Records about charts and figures
+ + +
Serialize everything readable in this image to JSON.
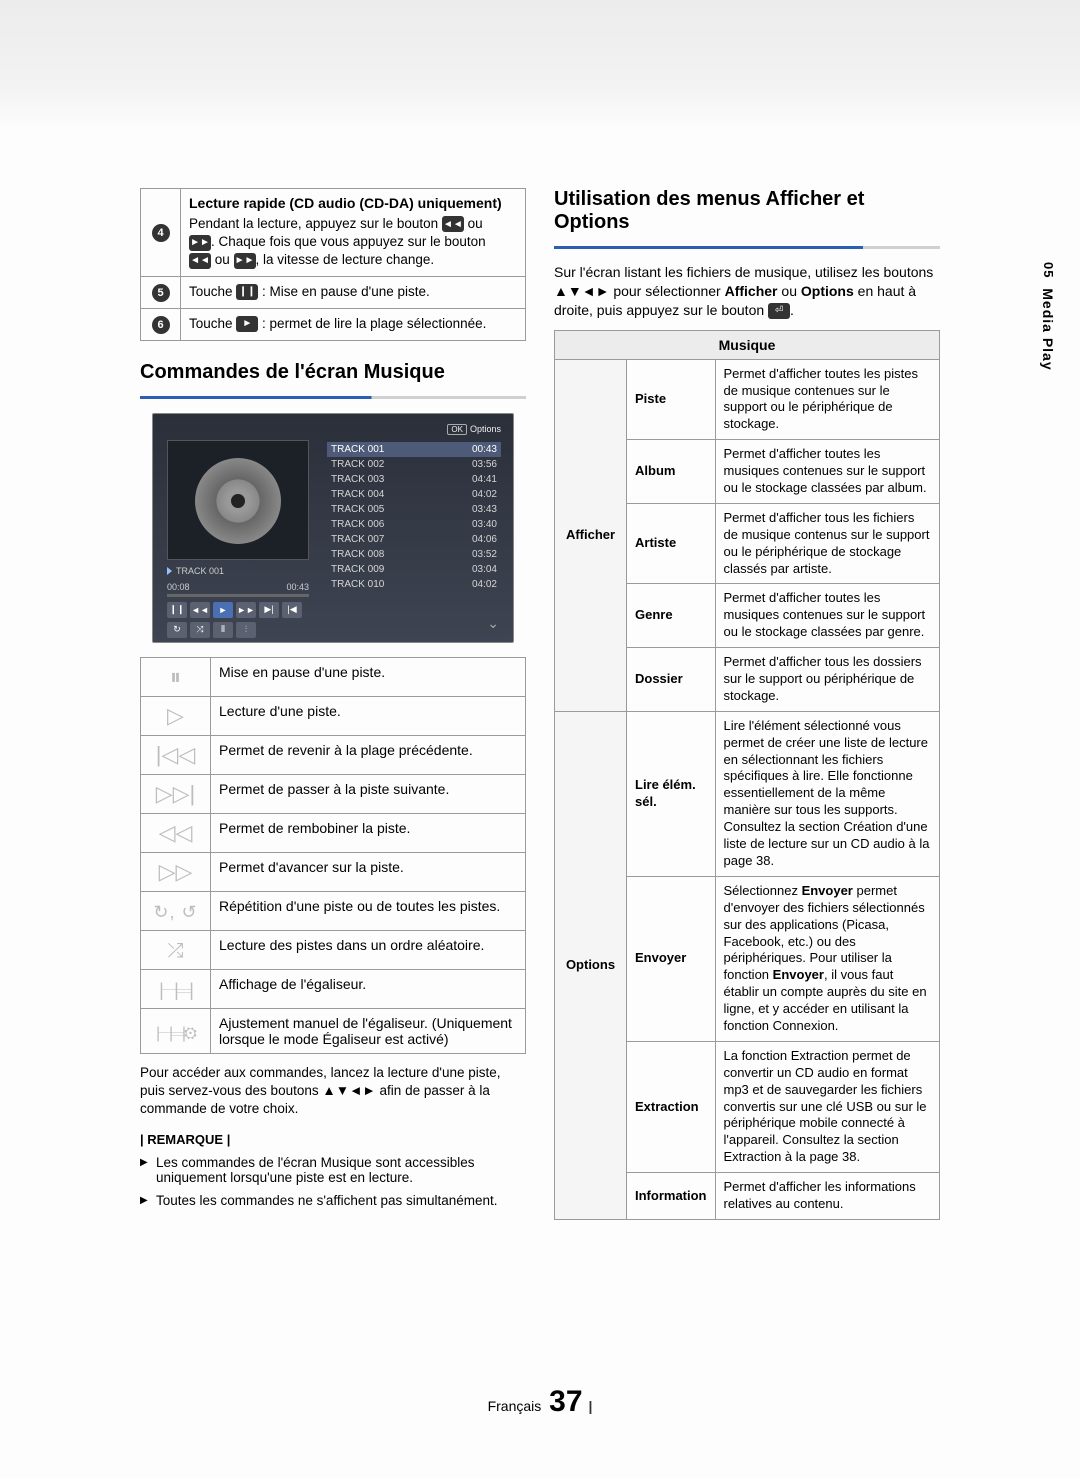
{
  "side": {
    "num": "05",
    "txt": "Media Play"
  },
  "top_table": {
    "r4": {
      "title": "Lecture rapide (CD audio (CD-DA) uniquement)",
      "l1a": "Pendant la lecture, appuyez sur le bouton ",
      "l1b": " ou ",
      "l2a": ". Chaque fois que vous appuyez sur le bouton ",
      "l3a": " ou ",
      "l3b": ", la vitesse de lecture change."
    },
    "r5": {
      "a": "Touche ",
      "b": " : Mise en pause d'une piste."
    },
    "r6": {
      "a": "Touche ",
      "b": " : permet de lire la plage sélectionnée."
    }
  },
  "h_left": "Commandes de l'écran Musique",
  "player": {
    "options": "Options",
    "now": "TRACK 001",
    "t_cur": "00:08",
    "t_tot": "00:43",
    "tracks": [
      {
        "n": "TRACK 001",
        "d": "00:43"
      },
      {
        "n": "TRACK 002",
        "d": "03:56"
      },
      {
        "n": "TRACK 003",
        "d": "04:41"
      },
      {
        "n": "TRACK 004",
        "d": "04:02"
      },
      {
        "n": "TRACK 005",
        "d": "03:43"
      },
      {
        "n": "TRACK 006",
        "d": "03:40"
      },
      {
        "n": "TRACK 007",
        "d": "04:06"
      },
      {
        "n": "TRACK 008",
        "d": "03:52"
      },
      {
        "n": "TRACK 009",
        "d": "03:04"
      },
      {
        "n": "TRACK 010",
        "d": "04:02"
      }
    ]
  },
  "ctrl_table": [
    {
      "icon": "⦀",
      "desc": "Mise en pause d'une piste."
    },
    {
      "icon": "▷",
      "desc": "Lecture d'une piste."
    },
    {
      "icon": "⦉⃒◁",
      "raw": "|◁◁",
      "desc": "Permet de revenir à la plage précédente."
    },
    {
      "icon": "▷▷|",
      "desc": "Permet de passer à la piste suivante."
    },
    {
      "icon": "◁◁",
      "desc": "Permet de rembobiner la piste."
    },
    {
      "icon": "▷▷",
      "desc": "Permet d'avancer sur la piste."
    },
    {
      "icon": "↻, ↺",
      "desc": "Répétition d'une piste ou de toutes les pistes."
    },
    {
      "icon": "⤨",
      "desc": "Lecture des pistes dans un ordre aléatoire."
    },
    {
      "icon": "⫴⫶",
      "desc": "Affichage de l'égaliseur."
    },
    {
      "icon": "⫴⫶⚙",
      "desc": "Ajustement manuel de l'égaliseur. (Uniquement lorsque le mode Égaliseur est activé)"
    }
  ],
  "below_ctrl": "Pour accéder aux commandes, lancez la lecture d'une piste, puis servez-vous des boutons ▲▼◄► afin de passer à la commande de votre choix.",
  "remarque": "| REMARQUE |",
  "notes": [
    "Les commandes de l'écran Musique sont accessibles uniquement lorsqu'une piste est en lecture.",
    "Toutes les commandes ne s'affichent pas simultanément."
  ],
  "h_right": "Utilisation des menus Afficher et Options",
  "intro": {
    "a": "Sur l'écran listant les fichiers de musique, utilisez les boutons ▲▼◄► pour sélectionner ",
    "b": "Afficher",
    "c": " ou ",
    "d": "Options",
    "e": " en haut à droite, puis appuyez sur le bouton "
  },
  "menu": {
    "header": "Musique",
    "afficher": {
      "label": "Afficher",
      "rows": [
        {
          "n": "Piste",
          "d": "Permet d'afficher toutes les pistes de musique contenues sur le support ou le périphérique de stockage."
        },
        {
          "n": "Album",
          "d": "Permet d'afficher toutes les musiques contenues sur le support ou le stockage classées par album."
        },
        {
          "n": "Artiste",
          "d": "Permet d'afficher tous les fichiers de musique contenus sur le support ou le périphérique de stockage classés par artiste."
        },
        {
          "n": "Genre",
          "d": "Permet d'afficher toutes les musiques contenues sur le support ou le stockage classées par genre."
        },
        {
          "n": "Dossier",
          "d": "Permet d'afficher tous les dossiers sur le support ou périphérique de stockage."
        }
      ]
    },
    "options": {
      "label": "Options",
      "rows": [
        {
          "n": "Lire élém. sél.",
          "d": "Lire l'élément sélectionné vous permet de créer une liste de lecture en sélectionnant les fichiers spécifiques à lire. Elle fonctionne essentiellement de la même manière sur tous les supports. Consultez la section Création d'une liste de lecture sur un CD audio à la page 38."
        },
        {
          "n": "Envoyer",
          "d": "Sélectionnez Envoyer permet d'envoyer des fichiers sélectionnés sur des applications (Picasa, Facebook, etc.) ou des périphériques. Pour utiliser la fonction Envoyer, il vous faut établir un compte auprès du site en ligne, et y accéder en utilisant la fonction Connexion.",
          "bold1": "Envoyer",
          "bold2": "Envoyer"
        },
        {
          "n": "Extraction",
          "d": "La fonction Extraction permet de convertir un CD audio en format mp3 et de sauvegarder les fichiers convertis sur une clé USB ou sur le périphérique mobile connecté à l'appareil. Consultez la section Extraction à la page 38."
        },
        {
          "n": "Information",
          "d": "Permet d'afficher les informations relatives au contenu."
        }
      ]
    }
  },
  "footer": {
    "lang": "Français",
    "pg": "37"
  }
}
+ + +
Every record above should come back exactly, but without its pictures.

Serialize everything readable in this image to JSON.
{
  "side": {
    "num": "05",
    "txt": "Media Play"
  },
  "top_table": {
    "r4": {
      "title": "Lecture rapide (CD audio (CD-DA) uniquement)",
      "l1a": "Pendant la lecture, appuyez sur le bouton ",
      "l1b": " ou ",
      "l2a": ". Chaque fois que vous appuyez sur le bouton ",
      "l3a": " ou ",
      "l3b": ", la vitesse de lecture change."
    },
    "r5": {
      "a": "Touche ",
      "b": " : Mise en pause d'une piste."
    },
    "r6": {
      "a": "Touche ",
      "b": " : permet de lire la plage sélectionnée."
    }
  },
  "h_left": "Commandes de l'écran Musique",
  "player": {
    "options": "Options",
    "now": "TRACK 001",
    "t_cur": "00:08",
    "t_tot": "00:43",
    "tracks": [
      {
        "n": "TRACK 001",
        "d": "00:43"
      },
      {
        "n": "TRACK 002",
        "d": "03:56"
      },
      {
        "n": "TRACK 003",
        "d": "04:41"
      },
      {
        "n": "TRACK 004",
        "d": "04:02"
      },
      {
        "n": "TRACK 005",
        "d": "03:43"
      },
      {
        "n": "TRACK 006",
        "d": "03:40"
      },
      {
        "n": "TRACK 007",
        "d": "04:06"
      },
      {
        "n": "TRACK 008",
        "d": "03:52"
      },
      {
        "n": "TRACK 009",
        "d": "03:04"
      },
      {
        "n": "TRACK 010",
        "d": "04:02"
      }
    ]
  },
  "ctrl_table": [
    {
      "icon": "⦀",
      "desc": "Mise en pause d'une piste."
    },
    {
      "icon": "▷",
      "desc": "Lecture d'une piste."
    },
    {
      "icon": "⦉⃒◁",
      "raw": "|◁◁",
      "desc": "Permet de revenir à la plage précédente."
    },
    {
      "icon": "▷▷|",
      "desc": "Permet de passer à la piste suivante."
    },
    {
      "icon": "◁◁",
      "desc": "Permet de rembobiner la piste."
    },
    {
      "icon": "▷▷",
      "desc": "Permet d'avancer sur la piste."
    },
    {
      "icon": "↻, ↺",
      "desc": "Répétition d'une piste ou de toutes les pistes."
    },
    {
      "icon": "⤨",
      "desc": "Lecture des pistes dans un ordre aléatoire."
    },
    {
      "icon": "⫴⫶",
      "desc": "Affichage de l'égaliseur."
    },
    {
      "icon": "⫴⫶⚙",
      "desc": "Ajustement manuel de l'égaliseur. (Uniquement lorsque le mode Égaliseur est activé)"
    }
  ],
  "below_ctrl": "Pour accéder aux commandes, lancez la lecture d'une piste, puis servez-vous des boutons ▲▼◄► afin de passer à la commande de votre choix.",
  "remarque": "| REMARQUE |",
  "notes": [
    "Les commandes de l'écran Musique sont accessibles uniquement lorsqu'une piste est en lecture.",
    "Toutes les commandes ne s'affichent pas simultanément."
  ],
  "h_right": "Utilisation des menus Afficher et Options",
  "intro": {
    "a": "Sur l'écran listant les fichiers de musique, utilisez les boutons ▲▼◄► pour sélectionner ",
    "b": "Afficher",
    "c": " ou ",
    "d": "Options",
    "e": " en haut à droite, puis appuyez sur le bouton "
  },
  "menu": {
    "header": "Musique",
    "afficher": {
      "label": "Afficher",
      "rows": [
        {
          "n": "Piste",
          "d": "Permet d'afficher toutes les pistes de musique contenues sur le support ou le périphérique de stockage."
        },
        {
          "n": "Album",
          "d": "Permet d'afficher toutes les musiques contenues sur le support ou le stockage classées par album."
        },
        {
          "n": "Artiste",
          "d": "Permet d'afficher tous les fichiers de musique contenus sur le support ou le périphérique de stockage classés par artiste."
        },
        {
          "n": "Genre",
          "d": "Permet d'afficher toutes les musiques contenues sur le support ou le stockage classées par genre."
        },
        {
          "n": "Dossier",
          "d": "Permet d'afficher tous les dossiers sur le support ou périphérique de stockage."
        }
      ]
    },
    "options": {
      "label": "Options",
      "rows": [
        {
          "n": "Lire élém. sél.",
          "d": "Lire l'élément sélectionné vous permet de créer une liste de lecture en sélectionnant les fichiers spécifiques à lire. Elle fonctionne essentiellement de la même manière sur tous les supports. Consultez la section Création d'une liste de lecture sur un CD audio à la page 38."
        },
        {
          "n": "Envoyer",
          "d": "Sélectionnez Envoyer permet d'envoyer des fichiers sélectionnés sur des applications (Picasa, Facebook, etc.) ou des périphériques. Pour utiliser la fonction Envoyer, il vous faut établir un compte auprès du site en ligne, et y accéder en utilisant la fonction Connexion.",
          "bold1": "Envoyer",
          "bold2": "Envoyer"
        },
        {
          "n": "Extraction",
          "d": "La fonction Extraction permet de convertir un CD audio en format mp3 et de sauvegarder les fichiers convertis sur une clé USB ou sur le périphérique mobile connecté à l'appareil. Consultez la section Extraction à la page 38."
        },
        {
          "n": "Information",
          "d": "Permet d'afficher les informations relatives au contenu."
        }
      ]
    }
  },
  "footer": {
    "lang": "Français",
    "pg": "37"
  }
}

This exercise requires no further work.